▸ Instruction
Reproduce each line that includes the word "will".

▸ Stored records

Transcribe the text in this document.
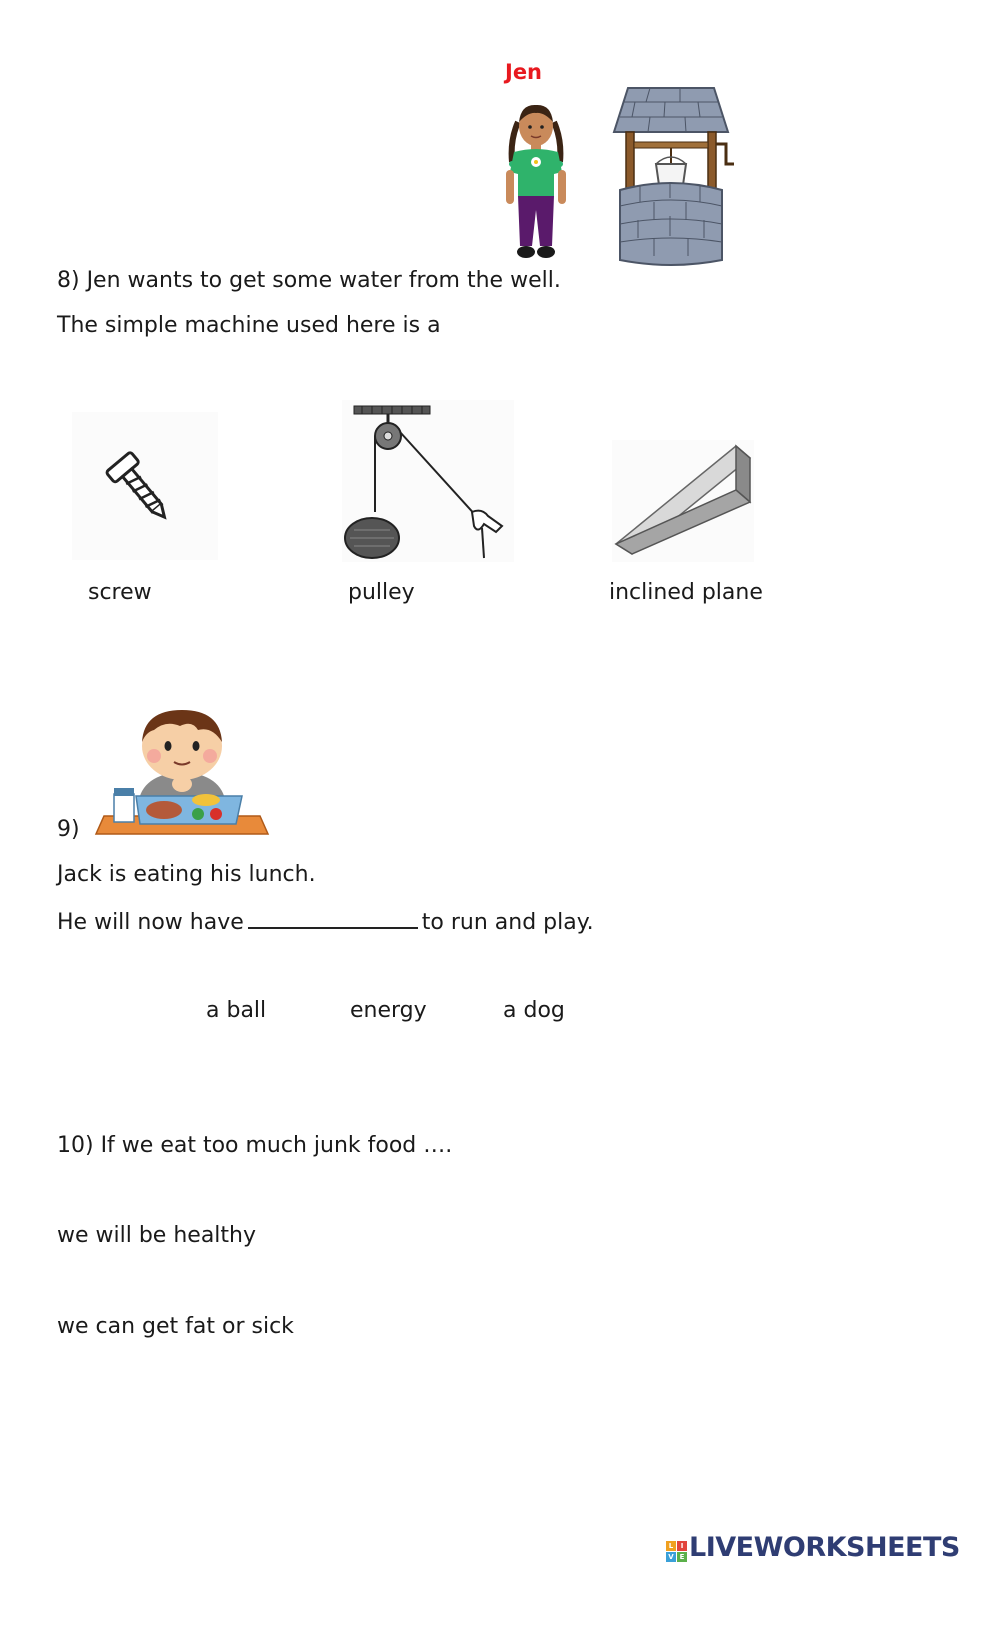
Jen
8) Jen wants to get some water from the well.
The simple machine used here is a
screw	pulley	inclined plane
9)
Jack is eating his lunch.
He will now have	to run and play.
a ball	energy	a dog
10) If we eat too much junk food ….
we will be healthy
we can get fat or sick
L	I
V E LIVEWORKSHEETS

▸ Written solution
He will now have	to run and play.
we will be healthy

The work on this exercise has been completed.